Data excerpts
## Begin
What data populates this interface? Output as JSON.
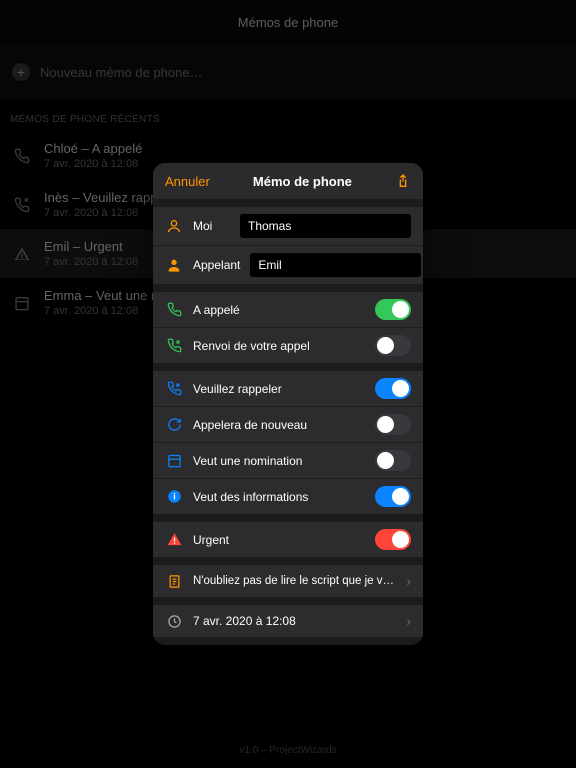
{
  "header": {
    "title": "Mémos de phone"
  },
  "new_memo": {
    "label": "Nouveau mémo de phone…"
  },
  "section": {
    "label": "MÉMOS DE PHONE RÉCENTS"
  },
  "list": [
    {
      "title": "Chloé – A appelé",
      "sub": "7 avr. 2020 à 12:08"
    },
    {
      "title": "Inès – Veuillez rappeler",
      "sub": "7 avr. 2020 à 12:08"
    },
    {
      "title": "Emil – Urgent",
      "sub": "7 avr. 2020 à 12:08"
    },
    {
      "title": "Emma – Veut une nomination",
      "sub": "7 avr. 2020 à 12:08"
    }
  ],
  "modal": {
    "cancel": "Annuler",
    "title": "Mémo de phone",
    "me_label": "Moi",
    "me_value": "Thomas",
    "caller_label": "Appelant",
    "caller_value": "Emil",
    "rows": {
      "called": "A appelé",
      "returned": "Renvoi de votre appel",
      "callback": "Veuillez rappeler",
      "willcall": "Appelera de nouveau",
      "appointment": "Veut une nomination",
      "info": "Veut des informations",
      "urgent": "Urgent"
    },
    "note": "N'oubliez pas de lire le script que je vous ai envoyé.",
    "date": "7 avr. 2020 à 12:08"
  },
  "footer": "v1.0 – ProjectWizards"
}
## End
Exercise task — Filter the records for lines holding the string "Veuillez". Copy each one.

Answer to the exercise —
      "title": "Inès – Veuillez rappeler",
      "callback": "Veuillez rappeler",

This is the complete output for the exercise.